What you have to do ▸ Identify every line in the records below that contains the word "panel", and reproduce each one.

· · · ·

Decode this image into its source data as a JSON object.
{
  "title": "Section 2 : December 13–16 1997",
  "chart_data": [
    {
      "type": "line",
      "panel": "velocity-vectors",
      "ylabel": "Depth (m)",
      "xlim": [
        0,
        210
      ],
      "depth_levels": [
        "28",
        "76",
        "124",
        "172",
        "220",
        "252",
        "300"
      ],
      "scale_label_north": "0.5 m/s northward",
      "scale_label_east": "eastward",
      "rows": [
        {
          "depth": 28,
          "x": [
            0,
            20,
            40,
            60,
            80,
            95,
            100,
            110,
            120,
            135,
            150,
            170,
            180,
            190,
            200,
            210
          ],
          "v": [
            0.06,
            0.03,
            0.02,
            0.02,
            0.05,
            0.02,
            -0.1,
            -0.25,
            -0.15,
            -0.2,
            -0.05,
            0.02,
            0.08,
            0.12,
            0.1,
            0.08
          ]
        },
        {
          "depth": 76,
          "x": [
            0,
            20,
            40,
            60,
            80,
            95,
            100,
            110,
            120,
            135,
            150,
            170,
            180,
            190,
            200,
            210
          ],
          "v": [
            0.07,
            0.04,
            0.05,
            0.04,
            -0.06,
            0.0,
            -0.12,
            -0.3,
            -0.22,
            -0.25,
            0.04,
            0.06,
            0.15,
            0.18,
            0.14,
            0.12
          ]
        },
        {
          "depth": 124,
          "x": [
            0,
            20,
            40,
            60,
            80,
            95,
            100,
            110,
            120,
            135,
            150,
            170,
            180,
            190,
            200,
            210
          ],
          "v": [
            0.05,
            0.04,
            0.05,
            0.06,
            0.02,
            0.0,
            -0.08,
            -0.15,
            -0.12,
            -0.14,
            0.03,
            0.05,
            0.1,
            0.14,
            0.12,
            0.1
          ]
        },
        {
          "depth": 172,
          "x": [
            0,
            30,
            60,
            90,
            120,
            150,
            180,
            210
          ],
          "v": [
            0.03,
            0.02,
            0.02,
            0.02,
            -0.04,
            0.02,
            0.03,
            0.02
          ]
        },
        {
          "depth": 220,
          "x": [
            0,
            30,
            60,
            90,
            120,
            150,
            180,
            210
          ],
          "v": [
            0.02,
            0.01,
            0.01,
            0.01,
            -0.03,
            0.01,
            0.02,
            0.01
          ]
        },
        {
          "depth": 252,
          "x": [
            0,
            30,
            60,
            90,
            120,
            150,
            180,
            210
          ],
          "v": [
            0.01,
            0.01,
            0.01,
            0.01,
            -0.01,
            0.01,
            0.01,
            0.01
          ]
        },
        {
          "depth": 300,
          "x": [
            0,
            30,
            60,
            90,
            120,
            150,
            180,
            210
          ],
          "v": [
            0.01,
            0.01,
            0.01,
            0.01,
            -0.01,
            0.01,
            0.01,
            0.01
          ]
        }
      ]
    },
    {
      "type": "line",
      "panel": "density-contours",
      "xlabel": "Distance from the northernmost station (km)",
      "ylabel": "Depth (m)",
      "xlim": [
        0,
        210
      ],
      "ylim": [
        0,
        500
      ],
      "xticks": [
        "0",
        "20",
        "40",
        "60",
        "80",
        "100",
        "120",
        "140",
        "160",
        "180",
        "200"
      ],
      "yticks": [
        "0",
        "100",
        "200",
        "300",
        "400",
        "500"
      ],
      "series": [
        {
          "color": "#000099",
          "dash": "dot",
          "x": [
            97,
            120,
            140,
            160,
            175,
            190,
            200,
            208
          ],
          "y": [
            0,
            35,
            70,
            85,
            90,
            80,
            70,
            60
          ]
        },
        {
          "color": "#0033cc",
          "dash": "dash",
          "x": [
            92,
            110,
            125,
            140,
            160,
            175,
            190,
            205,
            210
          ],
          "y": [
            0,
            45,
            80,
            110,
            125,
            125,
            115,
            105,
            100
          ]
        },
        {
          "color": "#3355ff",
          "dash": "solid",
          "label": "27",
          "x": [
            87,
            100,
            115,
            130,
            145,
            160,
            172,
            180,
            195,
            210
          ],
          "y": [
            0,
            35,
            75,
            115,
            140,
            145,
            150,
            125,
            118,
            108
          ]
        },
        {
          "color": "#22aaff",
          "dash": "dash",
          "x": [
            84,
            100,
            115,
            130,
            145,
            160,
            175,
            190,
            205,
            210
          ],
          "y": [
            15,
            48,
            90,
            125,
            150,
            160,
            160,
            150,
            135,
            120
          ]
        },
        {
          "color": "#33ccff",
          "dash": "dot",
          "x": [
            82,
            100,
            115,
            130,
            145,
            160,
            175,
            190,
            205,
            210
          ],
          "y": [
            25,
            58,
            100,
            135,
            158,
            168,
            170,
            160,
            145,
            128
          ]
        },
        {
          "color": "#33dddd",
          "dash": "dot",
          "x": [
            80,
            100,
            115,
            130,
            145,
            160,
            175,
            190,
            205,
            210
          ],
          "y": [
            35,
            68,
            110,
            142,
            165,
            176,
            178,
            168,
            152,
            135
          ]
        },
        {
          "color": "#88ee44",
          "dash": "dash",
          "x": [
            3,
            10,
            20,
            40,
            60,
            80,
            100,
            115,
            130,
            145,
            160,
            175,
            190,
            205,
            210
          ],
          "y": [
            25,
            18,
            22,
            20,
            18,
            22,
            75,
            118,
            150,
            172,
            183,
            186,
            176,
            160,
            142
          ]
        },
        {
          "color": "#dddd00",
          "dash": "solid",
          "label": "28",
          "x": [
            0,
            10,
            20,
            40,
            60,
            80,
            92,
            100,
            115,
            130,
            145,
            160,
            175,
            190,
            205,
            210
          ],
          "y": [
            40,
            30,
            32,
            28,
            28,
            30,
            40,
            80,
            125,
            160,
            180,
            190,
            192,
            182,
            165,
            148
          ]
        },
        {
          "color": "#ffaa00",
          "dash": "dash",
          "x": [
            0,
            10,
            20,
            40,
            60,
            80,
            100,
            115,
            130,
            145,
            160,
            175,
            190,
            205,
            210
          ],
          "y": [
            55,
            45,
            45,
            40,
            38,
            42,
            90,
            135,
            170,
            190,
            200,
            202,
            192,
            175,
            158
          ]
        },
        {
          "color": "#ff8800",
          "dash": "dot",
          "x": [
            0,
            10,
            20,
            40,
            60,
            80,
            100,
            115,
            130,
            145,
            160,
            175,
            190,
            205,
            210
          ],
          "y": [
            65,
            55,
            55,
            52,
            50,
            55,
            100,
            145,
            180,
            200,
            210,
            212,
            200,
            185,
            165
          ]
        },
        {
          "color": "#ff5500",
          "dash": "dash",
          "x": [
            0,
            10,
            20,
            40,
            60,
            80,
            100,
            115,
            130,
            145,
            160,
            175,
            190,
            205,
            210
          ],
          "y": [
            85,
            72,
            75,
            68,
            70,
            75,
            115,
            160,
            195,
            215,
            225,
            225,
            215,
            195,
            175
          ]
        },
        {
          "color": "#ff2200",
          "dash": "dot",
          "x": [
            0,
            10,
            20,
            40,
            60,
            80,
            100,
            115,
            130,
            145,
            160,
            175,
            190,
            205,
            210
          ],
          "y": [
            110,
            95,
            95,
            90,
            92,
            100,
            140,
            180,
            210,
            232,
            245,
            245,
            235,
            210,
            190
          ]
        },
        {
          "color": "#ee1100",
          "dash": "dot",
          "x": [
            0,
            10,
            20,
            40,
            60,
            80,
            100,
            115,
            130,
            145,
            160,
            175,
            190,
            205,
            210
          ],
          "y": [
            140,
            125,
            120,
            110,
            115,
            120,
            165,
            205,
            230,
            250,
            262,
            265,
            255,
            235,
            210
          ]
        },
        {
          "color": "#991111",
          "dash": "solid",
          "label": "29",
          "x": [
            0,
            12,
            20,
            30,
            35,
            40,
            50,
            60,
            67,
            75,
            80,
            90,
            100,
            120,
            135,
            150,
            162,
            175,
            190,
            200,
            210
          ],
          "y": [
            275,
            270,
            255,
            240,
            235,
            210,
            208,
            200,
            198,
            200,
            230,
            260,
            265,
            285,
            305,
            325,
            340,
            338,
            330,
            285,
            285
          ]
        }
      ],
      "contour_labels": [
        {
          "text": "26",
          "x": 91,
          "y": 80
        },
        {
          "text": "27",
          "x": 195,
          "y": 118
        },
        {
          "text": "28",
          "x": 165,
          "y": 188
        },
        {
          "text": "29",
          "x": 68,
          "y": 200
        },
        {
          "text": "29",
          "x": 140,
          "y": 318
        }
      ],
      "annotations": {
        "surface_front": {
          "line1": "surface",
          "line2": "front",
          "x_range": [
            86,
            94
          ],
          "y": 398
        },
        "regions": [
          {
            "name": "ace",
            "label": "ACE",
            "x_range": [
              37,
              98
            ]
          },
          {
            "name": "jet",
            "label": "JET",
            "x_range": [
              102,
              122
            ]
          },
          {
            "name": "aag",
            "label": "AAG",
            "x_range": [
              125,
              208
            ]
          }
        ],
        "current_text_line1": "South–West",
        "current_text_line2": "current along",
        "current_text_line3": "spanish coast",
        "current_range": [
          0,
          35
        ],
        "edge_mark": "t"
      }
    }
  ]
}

· · · ·

The response ▸
      "panel": "velocity-vectors",
      "panel": "density-contours",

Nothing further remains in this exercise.